** Begin **

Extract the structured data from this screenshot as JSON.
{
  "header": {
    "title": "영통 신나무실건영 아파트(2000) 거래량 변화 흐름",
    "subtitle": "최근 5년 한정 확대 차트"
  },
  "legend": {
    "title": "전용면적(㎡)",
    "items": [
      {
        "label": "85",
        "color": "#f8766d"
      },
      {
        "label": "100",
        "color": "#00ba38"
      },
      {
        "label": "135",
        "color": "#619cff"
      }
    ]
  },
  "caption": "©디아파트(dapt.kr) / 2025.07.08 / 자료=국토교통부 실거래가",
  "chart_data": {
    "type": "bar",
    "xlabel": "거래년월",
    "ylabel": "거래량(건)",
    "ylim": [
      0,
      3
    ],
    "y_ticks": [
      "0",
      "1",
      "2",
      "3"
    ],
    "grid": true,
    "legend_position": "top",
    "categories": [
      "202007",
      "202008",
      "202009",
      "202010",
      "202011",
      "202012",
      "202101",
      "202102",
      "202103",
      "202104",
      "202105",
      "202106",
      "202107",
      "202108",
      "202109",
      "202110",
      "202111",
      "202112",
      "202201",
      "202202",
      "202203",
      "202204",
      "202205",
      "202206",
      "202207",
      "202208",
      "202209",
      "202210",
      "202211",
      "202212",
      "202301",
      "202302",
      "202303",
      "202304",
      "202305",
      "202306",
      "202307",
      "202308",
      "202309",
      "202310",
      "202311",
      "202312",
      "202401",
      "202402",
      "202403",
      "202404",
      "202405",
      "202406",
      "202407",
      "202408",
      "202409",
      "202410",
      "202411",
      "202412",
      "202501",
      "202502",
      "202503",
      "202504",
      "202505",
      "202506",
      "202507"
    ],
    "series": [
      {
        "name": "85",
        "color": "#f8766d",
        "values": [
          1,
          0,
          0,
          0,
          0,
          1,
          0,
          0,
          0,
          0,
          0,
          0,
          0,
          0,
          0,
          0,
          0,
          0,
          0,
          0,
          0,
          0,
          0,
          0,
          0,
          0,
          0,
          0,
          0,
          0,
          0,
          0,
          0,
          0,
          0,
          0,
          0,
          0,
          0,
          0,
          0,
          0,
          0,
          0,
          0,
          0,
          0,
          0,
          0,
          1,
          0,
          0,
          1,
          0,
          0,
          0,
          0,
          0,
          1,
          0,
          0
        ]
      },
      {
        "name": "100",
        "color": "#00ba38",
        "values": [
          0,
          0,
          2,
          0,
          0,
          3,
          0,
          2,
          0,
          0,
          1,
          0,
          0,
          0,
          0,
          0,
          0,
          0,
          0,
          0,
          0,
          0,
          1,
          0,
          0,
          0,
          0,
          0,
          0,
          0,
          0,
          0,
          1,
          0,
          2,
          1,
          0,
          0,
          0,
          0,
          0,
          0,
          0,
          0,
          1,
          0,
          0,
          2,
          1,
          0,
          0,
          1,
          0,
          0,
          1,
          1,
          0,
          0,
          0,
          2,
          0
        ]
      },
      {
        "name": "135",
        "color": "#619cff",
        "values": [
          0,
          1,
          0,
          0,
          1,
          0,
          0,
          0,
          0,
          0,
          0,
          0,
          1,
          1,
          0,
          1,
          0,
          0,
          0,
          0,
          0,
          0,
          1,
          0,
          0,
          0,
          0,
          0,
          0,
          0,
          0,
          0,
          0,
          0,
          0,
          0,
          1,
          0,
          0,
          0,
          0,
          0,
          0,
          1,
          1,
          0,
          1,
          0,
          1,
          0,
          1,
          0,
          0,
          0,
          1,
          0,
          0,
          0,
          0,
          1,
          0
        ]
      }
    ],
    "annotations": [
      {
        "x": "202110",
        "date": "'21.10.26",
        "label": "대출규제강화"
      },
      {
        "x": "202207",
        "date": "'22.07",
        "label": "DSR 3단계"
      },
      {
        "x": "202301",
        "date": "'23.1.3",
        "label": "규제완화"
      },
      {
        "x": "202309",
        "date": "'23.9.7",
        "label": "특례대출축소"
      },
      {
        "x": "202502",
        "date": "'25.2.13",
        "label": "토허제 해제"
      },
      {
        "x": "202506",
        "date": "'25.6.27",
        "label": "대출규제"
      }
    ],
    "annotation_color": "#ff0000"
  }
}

** End **
** Begin **

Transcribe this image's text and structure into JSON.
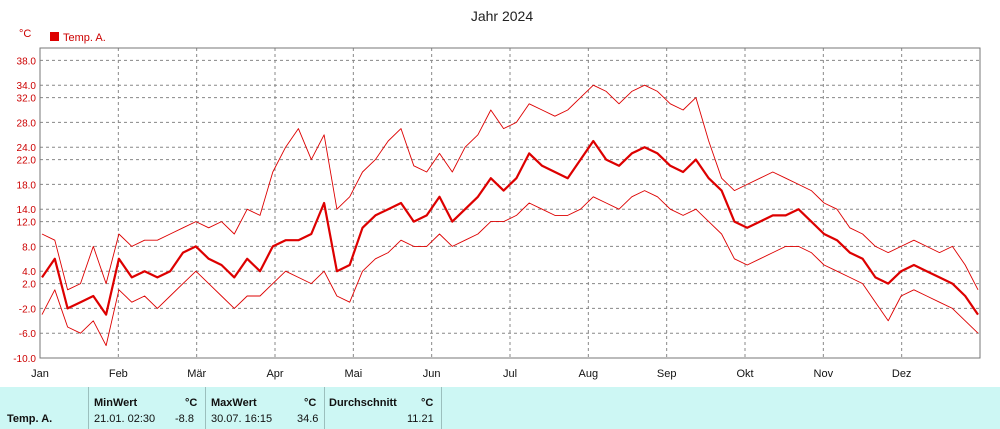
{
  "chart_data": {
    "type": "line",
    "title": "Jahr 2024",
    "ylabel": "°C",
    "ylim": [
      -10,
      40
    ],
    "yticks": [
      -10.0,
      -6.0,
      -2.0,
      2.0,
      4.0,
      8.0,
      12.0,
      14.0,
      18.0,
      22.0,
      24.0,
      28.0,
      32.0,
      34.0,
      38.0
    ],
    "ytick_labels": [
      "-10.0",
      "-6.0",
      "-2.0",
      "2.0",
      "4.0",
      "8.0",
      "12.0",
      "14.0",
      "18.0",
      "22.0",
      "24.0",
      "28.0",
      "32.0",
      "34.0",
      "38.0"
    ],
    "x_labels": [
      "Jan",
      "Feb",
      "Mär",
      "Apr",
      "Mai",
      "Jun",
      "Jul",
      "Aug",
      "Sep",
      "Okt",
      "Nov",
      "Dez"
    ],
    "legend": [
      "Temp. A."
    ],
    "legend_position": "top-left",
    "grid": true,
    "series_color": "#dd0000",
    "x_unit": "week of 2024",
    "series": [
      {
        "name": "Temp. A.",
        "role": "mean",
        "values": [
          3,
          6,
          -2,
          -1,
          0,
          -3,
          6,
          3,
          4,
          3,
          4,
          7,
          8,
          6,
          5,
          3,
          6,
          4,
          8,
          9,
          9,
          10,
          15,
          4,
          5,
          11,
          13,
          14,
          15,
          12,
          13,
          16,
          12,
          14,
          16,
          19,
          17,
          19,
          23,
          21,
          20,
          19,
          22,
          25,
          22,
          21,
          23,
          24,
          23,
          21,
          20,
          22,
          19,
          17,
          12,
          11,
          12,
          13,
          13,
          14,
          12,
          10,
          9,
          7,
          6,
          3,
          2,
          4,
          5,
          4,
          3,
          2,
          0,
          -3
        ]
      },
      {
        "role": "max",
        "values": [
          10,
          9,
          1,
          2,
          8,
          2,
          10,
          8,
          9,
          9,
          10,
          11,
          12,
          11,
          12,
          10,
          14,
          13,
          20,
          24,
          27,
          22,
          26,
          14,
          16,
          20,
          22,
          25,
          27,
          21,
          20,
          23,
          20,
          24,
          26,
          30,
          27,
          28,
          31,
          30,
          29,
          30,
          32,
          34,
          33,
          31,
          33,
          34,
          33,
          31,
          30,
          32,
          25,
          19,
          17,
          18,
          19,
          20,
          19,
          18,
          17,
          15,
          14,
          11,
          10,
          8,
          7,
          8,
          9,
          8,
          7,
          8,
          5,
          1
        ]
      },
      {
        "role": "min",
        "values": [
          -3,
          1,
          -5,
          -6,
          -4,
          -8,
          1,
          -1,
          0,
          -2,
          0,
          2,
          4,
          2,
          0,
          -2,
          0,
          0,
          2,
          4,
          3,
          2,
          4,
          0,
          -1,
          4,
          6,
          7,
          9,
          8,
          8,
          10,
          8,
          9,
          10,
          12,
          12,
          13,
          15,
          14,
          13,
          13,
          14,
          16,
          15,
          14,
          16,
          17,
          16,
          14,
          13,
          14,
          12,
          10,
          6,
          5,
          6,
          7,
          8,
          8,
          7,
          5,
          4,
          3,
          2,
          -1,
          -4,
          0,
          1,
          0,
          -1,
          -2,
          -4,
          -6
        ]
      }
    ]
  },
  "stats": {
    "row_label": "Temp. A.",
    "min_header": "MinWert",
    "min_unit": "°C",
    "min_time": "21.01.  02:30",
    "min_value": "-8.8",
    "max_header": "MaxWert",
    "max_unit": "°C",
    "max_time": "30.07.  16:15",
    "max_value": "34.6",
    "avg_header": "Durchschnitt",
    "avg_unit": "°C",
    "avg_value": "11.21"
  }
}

** End **

■ **WHAT YOU SHOULD DO**
Count every line of the material above that holds the string "JSON", then state only the total.

■ **WRITTEN REPLY**
2